▸ Data to use:
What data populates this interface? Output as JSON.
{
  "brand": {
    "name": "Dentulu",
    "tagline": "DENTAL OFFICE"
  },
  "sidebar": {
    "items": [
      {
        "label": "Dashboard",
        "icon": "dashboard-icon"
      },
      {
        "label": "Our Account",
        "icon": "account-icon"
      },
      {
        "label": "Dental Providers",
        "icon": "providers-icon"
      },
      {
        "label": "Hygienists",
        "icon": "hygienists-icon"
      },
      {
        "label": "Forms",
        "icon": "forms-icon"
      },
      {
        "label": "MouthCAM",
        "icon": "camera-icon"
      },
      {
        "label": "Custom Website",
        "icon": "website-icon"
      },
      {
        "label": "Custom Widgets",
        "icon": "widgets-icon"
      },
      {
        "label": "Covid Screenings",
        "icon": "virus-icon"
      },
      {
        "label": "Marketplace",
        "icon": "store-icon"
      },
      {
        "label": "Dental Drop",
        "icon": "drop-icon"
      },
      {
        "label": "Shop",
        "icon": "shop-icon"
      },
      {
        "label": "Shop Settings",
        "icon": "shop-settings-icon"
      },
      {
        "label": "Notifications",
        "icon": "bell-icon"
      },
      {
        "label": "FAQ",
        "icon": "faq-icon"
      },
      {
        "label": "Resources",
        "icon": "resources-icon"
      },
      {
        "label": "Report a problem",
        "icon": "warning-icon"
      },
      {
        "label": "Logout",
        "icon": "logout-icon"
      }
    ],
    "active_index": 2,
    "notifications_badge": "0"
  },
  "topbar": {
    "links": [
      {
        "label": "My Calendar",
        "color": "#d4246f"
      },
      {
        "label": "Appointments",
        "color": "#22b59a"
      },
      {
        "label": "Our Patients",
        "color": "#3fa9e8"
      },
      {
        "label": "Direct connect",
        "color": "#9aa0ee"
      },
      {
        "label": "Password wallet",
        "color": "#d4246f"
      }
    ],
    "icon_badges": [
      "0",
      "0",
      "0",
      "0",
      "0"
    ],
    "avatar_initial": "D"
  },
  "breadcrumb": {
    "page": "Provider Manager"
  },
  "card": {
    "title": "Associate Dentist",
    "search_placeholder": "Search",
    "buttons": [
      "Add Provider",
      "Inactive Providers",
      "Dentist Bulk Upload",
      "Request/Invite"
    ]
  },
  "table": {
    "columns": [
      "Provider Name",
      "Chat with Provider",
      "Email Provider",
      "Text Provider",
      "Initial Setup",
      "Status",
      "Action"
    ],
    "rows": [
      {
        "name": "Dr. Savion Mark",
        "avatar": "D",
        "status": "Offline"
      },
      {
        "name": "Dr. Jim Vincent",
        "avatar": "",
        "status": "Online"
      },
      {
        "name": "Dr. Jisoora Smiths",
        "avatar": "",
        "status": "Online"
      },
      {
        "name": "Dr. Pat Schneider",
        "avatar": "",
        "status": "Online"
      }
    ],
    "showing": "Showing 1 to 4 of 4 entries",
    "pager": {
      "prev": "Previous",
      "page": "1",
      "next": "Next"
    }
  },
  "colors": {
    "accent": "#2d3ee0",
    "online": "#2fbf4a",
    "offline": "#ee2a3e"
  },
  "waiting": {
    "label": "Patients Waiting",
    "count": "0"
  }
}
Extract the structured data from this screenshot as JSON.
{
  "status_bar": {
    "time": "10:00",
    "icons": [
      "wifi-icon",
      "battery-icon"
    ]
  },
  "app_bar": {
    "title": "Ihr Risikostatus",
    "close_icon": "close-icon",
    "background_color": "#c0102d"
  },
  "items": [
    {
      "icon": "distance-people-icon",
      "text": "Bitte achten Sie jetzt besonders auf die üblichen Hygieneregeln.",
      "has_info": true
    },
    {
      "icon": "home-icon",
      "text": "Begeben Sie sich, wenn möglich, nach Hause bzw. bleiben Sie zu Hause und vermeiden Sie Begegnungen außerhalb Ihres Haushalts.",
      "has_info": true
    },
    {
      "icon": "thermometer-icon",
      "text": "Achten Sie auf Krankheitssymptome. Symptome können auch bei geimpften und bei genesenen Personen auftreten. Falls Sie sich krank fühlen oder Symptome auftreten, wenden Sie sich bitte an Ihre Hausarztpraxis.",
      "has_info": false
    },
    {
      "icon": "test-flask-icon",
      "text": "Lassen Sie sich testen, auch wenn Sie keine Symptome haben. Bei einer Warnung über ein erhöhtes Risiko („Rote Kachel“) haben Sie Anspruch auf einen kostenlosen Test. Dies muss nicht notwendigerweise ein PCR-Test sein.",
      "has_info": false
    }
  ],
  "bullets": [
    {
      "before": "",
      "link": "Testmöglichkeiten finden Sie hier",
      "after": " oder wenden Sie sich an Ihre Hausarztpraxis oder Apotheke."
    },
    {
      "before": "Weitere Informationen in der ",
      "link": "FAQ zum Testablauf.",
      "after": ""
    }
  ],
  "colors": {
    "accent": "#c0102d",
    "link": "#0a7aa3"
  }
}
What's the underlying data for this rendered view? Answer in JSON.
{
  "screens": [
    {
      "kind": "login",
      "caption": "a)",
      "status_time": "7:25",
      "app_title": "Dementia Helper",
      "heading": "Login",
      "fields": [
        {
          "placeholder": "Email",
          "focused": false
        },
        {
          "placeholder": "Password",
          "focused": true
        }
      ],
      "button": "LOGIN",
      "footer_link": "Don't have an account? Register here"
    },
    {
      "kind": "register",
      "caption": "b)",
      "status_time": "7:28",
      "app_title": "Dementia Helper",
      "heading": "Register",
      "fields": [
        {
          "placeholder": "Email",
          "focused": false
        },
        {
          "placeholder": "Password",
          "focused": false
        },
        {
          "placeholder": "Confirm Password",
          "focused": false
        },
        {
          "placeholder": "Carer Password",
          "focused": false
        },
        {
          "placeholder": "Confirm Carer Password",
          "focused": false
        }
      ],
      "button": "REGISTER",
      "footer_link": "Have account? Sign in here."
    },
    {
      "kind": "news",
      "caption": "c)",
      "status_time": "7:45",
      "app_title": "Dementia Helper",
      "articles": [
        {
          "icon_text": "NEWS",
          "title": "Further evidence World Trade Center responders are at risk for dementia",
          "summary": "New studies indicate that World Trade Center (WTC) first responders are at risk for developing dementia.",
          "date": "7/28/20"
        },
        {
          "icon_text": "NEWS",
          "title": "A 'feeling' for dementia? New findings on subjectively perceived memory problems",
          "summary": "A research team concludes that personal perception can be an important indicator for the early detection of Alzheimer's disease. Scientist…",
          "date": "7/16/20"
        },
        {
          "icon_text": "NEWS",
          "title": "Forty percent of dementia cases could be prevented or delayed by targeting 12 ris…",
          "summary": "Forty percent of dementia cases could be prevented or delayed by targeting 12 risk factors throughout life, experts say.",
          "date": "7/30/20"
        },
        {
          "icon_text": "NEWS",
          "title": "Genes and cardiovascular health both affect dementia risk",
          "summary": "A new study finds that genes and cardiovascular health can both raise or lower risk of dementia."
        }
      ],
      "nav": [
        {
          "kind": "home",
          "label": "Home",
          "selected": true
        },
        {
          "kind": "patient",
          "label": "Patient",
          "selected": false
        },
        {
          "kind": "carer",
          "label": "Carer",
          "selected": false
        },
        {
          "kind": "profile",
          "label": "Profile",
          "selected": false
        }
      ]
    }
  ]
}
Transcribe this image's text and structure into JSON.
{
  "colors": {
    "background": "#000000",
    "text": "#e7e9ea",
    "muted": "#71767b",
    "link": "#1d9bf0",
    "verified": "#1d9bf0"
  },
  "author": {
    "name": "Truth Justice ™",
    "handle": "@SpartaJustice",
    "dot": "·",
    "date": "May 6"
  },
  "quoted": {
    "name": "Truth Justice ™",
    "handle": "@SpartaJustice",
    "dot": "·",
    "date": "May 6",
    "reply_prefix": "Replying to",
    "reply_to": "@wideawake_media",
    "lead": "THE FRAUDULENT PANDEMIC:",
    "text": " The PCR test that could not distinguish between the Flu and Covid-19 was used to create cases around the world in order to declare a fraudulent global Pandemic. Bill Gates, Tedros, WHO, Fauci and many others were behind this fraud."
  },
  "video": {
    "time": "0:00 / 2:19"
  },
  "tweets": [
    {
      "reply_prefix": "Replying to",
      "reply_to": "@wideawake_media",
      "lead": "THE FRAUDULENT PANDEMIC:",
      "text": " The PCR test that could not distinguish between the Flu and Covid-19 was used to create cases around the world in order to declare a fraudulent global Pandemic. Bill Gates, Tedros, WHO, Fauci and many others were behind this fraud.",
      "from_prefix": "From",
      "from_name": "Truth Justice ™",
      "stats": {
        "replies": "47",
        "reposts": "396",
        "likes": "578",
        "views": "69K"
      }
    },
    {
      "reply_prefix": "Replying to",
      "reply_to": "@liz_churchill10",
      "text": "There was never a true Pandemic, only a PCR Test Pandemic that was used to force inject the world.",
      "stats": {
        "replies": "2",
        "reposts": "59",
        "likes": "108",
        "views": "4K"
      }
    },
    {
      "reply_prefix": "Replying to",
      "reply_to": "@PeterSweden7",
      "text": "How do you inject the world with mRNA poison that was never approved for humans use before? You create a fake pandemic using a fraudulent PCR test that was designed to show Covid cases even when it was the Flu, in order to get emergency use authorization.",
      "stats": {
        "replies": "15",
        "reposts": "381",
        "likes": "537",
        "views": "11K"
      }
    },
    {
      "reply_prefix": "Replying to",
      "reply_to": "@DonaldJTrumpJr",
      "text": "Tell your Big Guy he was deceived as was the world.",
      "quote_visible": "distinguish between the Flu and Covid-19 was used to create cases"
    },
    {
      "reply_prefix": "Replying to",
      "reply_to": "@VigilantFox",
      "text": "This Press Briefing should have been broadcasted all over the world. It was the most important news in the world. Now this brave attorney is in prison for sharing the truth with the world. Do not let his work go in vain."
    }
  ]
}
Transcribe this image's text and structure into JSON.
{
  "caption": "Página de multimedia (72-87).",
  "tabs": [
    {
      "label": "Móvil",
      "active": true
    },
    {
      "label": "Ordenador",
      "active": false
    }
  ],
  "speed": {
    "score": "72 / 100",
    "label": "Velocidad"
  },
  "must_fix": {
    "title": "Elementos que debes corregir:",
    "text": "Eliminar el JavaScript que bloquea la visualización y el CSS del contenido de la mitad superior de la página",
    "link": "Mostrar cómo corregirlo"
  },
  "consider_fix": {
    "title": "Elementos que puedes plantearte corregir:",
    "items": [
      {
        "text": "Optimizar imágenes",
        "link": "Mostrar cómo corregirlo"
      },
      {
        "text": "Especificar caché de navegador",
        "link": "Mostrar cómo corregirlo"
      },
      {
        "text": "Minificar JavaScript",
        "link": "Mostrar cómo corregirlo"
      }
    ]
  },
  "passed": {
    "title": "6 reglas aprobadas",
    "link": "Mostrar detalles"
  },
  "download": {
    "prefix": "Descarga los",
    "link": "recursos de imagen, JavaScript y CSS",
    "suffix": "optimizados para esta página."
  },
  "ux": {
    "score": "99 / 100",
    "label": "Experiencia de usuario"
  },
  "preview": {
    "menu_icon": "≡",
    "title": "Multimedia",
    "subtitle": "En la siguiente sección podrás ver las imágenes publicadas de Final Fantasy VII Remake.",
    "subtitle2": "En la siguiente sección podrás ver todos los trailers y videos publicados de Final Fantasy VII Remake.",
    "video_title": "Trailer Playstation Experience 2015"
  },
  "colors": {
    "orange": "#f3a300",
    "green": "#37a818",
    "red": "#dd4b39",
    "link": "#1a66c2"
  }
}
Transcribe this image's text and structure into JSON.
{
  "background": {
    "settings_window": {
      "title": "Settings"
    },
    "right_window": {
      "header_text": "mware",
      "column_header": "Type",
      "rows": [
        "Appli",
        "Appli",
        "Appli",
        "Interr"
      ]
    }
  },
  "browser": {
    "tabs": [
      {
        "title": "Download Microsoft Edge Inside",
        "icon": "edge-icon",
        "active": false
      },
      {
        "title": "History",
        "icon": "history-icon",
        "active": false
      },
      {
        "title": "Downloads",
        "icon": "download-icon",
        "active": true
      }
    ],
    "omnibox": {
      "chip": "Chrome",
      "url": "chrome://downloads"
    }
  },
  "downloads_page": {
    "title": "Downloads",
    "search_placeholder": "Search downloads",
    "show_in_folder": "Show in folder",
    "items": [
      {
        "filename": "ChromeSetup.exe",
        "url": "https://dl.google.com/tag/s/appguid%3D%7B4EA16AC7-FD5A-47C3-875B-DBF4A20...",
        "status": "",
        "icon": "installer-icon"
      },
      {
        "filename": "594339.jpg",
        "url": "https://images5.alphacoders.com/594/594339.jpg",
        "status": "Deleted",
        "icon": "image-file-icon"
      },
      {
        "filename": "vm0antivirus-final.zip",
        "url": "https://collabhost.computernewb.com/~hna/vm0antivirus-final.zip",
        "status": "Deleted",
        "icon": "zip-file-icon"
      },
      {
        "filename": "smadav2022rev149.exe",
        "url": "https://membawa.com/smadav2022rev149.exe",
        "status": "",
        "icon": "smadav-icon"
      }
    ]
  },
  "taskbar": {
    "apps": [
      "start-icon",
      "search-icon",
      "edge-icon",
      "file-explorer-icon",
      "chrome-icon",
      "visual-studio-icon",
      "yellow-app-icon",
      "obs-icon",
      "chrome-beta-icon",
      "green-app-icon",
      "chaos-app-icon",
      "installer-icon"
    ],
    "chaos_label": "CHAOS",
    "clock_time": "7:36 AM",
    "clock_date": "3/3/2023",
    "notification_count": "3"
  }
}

▸ Your task:
Show each line from the listing above that includes the word "targeting".

▸ Answer to this problem:
          "title": "Forty percent of dementia cases could be prevented or delayed by targeting 12 ris…",
          "summary": "Forty percent of dementia cases could be prevented or delayed by targeting 12 risk factors throughout life, experts say.",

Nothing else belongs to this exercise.